Problem to solve:
All of the lines below are to be printed again exactly; images are excluded from the output.
#### Dataset content ####
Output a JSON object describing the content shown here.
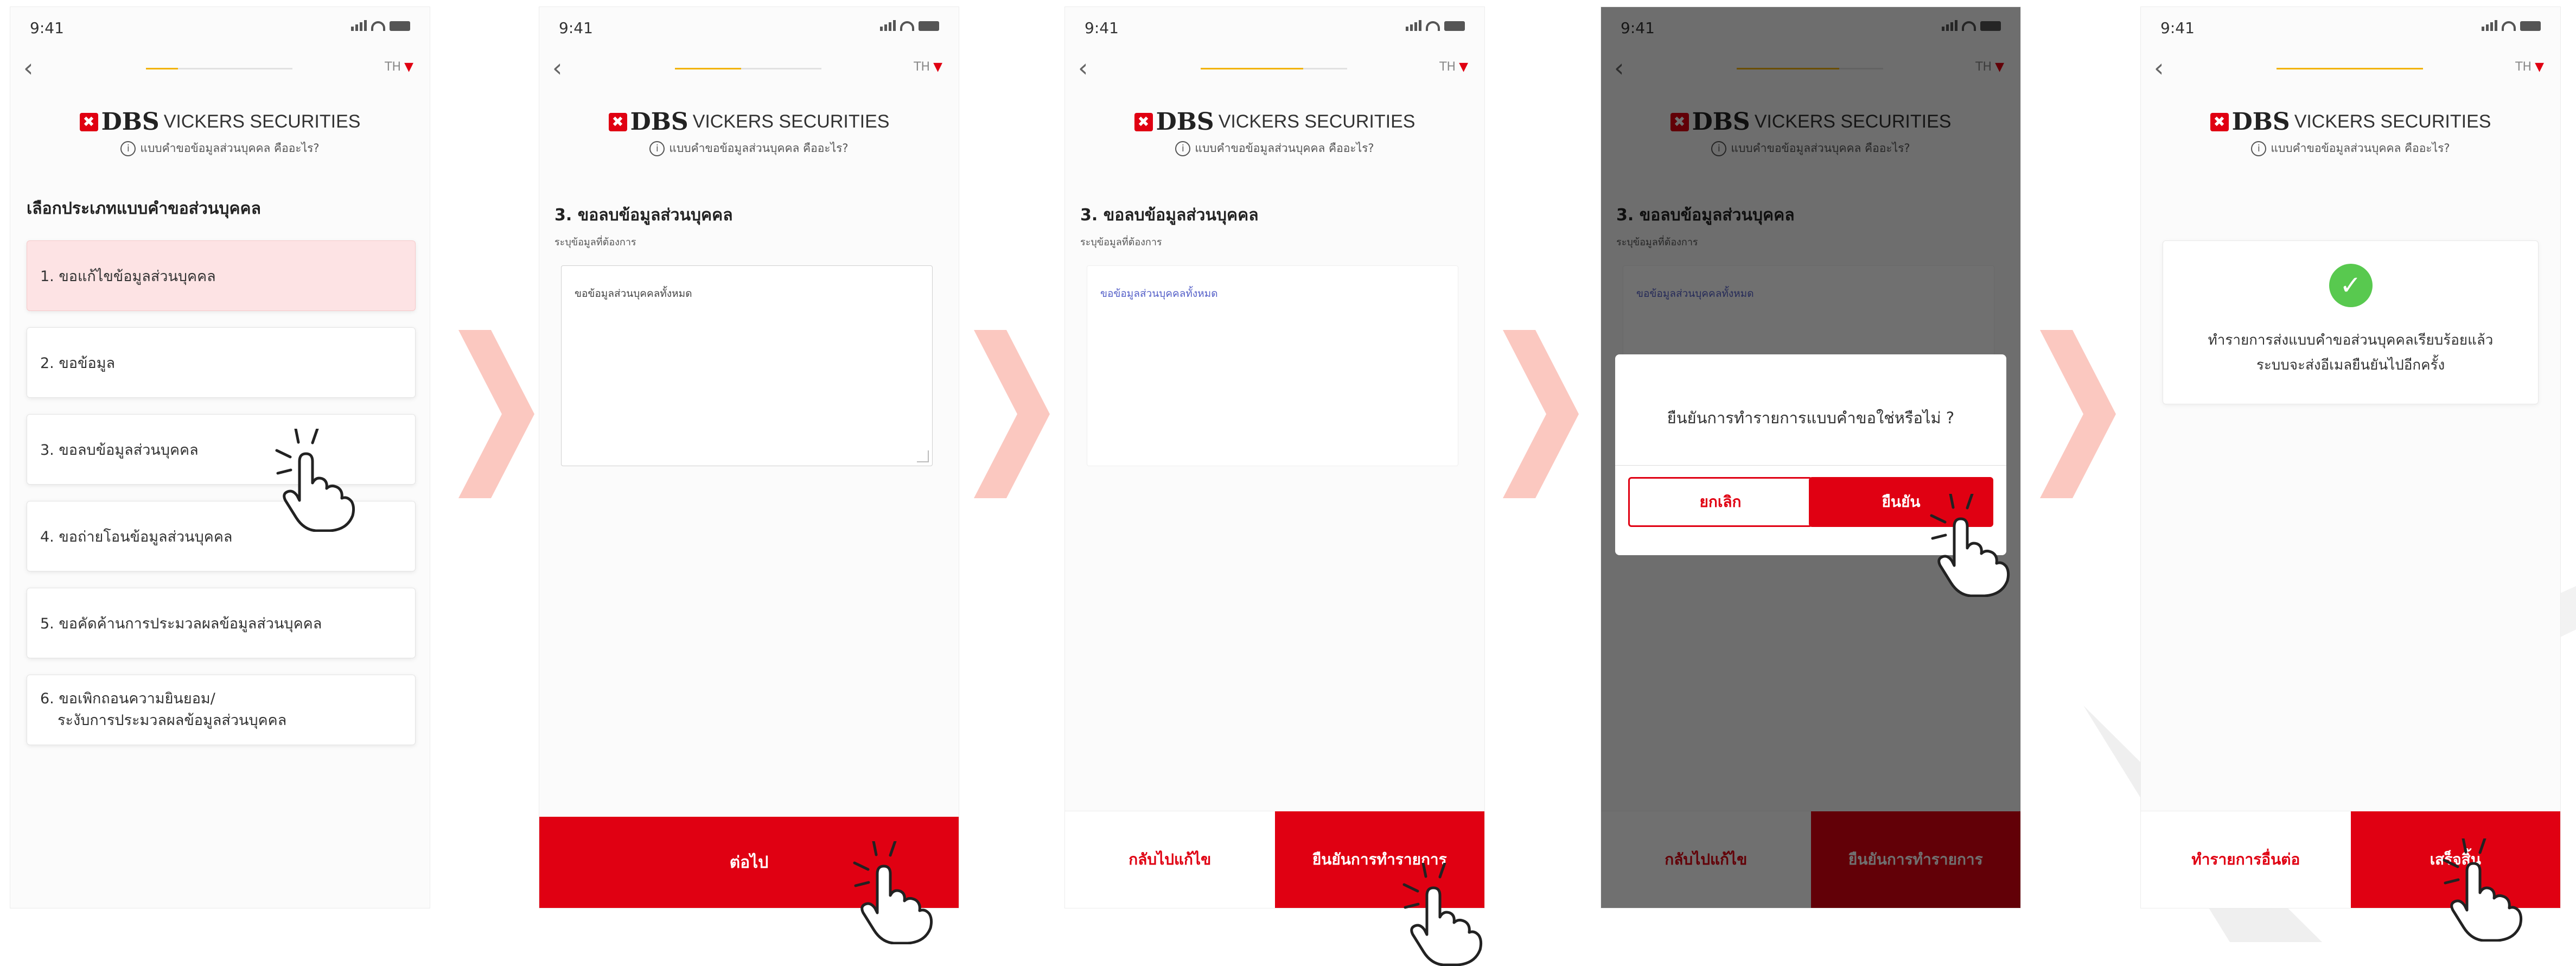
{
  "status": {
    "time": "9:41"
  },
  "header": {
    "lang": "TH",
    "brand_dbs": "DBS",
    "brand_vs": "VICKERS SECURITIES",
    "info_link": "แบบคำขอข้อมูลส่วนบุคคล คืออะไร?"
  },
  "screen1": {
    "title": "เลือกประเภทแบบคำขอส่วนบุคคล",
    "options": [
      {
        "label": "1. ขอแก้ไขข้อมูลส่วนบุคคล"
      },
      {
        "label": "2. ขอข้อมูล"
      },
      {
        "label": "3. ขอลบข้อมูลส่วนบุคคล"
      },
      {
        "label": "4. ขอถ่ายโอนข้อมูลส่วนบุคคล"
      },
      {
        "label": "5. ขอคัดค้านการประมวลผลข้อมูลส่วนบุคคล"
      },
      {
        "label_line1": "6. ขอเพิกถอนความยินยอม/",
        "label_line2": "ระงับการประมวลผลข้อมูลส่วนบุคคล"
      }
    ]
  },
  "form": {
    "title": "3. ขอลบข้อมูลส่วนบุคคล",
    "subtitle": "ระบุข้อมูลที่ต้องการ",
    "value": "ขอข้อมูลส่วนบุคคลทั้งหมด"
  },
  "screen2": {
    "next_button": "ต่อไป"
  },
  "screen3": {
    "back_button": "กลับไปแก้ไข",
    "confirm_button": "ยืนยันการทำรายการ"
  },
  "screen4": {
    "dialog_question": "ยืนยันการทำรายการแบบคำขอใช่หรือไม่ ?",
    "cancel_button": "ยกเลิก",
    "ok_button": "ยืนยัน"
  },
  "screen5": {
    "success_line1": "ทำรายการส่งแบบคำขอส่วนบุคคลเรียบร้อยแล้ว",
    "success_line2": "ระบบจะส่งอีเมลยืนยันไปอีกครั้ง",
    "another_button": "ทำรายการอื่นต่อ",
    "done_button": "เสร็จสิ้น"
  },
  "icons": {
    "back": "chevron-left-icon",
    "lang_dropdown": "chevron-down-icon",
    "info": "info-circle-icon",
    "success": "check-circle-icon",
    "flow": "chevron-right-arrow",
    "tap": "tap-hand-icon"
  },
  "colors": {
    "brand_red": "#e00012",
    "highlight": "#fde3e4",
    "arrow": "#fbc8c0",
    "progress": "#f2b200",
    "success_green": "#58c94f"
  }
}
####
Written answer:
Output a JSON object describing the content shown here.
{
  "status": {
    "time": "9:41"
  },
  "header": {
    "lang": "TH",
    "brand_dbs": "DBS",
    "brand_vs": "VICKERS SECURITIES",
    "info_link": "แบบคำขอข้อมูลส่วนบุคคล คืออะไร?"
  },
  "screen1": {
    "title": "เลือกประเภทแบบคำขอส่วนบุคคล",
    "options": [
      {
        "label": "1. ขอแก้ไขข้อมูลส่วนบุคคล"
      },
      {
        "label": "2. ขอข้อมูล"
      },
      {
        "label": "3. ขอลบข้อมูลส่วนบุคคล"
      },
      {
        "label": "4. ขอถ่ายโอนข้อมูลส่วนบุคคล"
      },
      {
        "label": "5. ขอคัดค้านการประมวลผลข้อมูลส่วนบุคคล"
      },
      {
        "label_line1": "6. ขอเพิกถอนความยินยอม/",
        "label_line2": "ระงับการประมวลผลข้อมูลส่วนบุคคล"
      }
    ]
  },
  "form": {
    "title": "3. ขอลบข้อมูลส่วนบุคคล",
    "subtitle": "ระบุข้อมูลที่ต้องการ",
    "value": "ขอข้อมูลส่วนบุคคลทั้งหมด"
  },
  "screen2": {
    "next_button": "ต่อไป"
  },
  "screen3": {
    "back_button": "กลับไปแก้ไข",
    "confirm_button": "ยืนยันการทำรายการ"
  },
  "screen4": {
    "dialog_question": "ยืนยันการทำรายการแบบคำขอใช่หรือไม่ ?",
    "cancel_button": "ยกเลิก",
    "ok_button": "ยืนยัน"
  },
  "screen5": {
    "success_line1": "ทำรายการส่งแบบคำขอส่วนบุคคลเรียบร้อยแล้ว",
    "success_line2": "ระบบจะส่งอีเมลยืนยันไปอีกครั้ง",
    "another_button": "ทำรายการอื่นต่อ",
    "done_button": "เสร็จสิ้น"
  },
  "icons": {
    "back": "chevron-left-icon",
    "lang_dropdown": "chevron-down-icon",
    "info": "info-circle-icon",
    "success": "check-circle-icon",
    "flow": "chevron-right-arrow",
    "tap": "tap-hand-icon"
  },
  "colors": {
    "brand_red": "#e00012",
    "highlight": "#fde3e4",
    "arrow": "#fbc8c0",
    "progress": "#f2b200",
    "success_green": "#58c94f"
  }
}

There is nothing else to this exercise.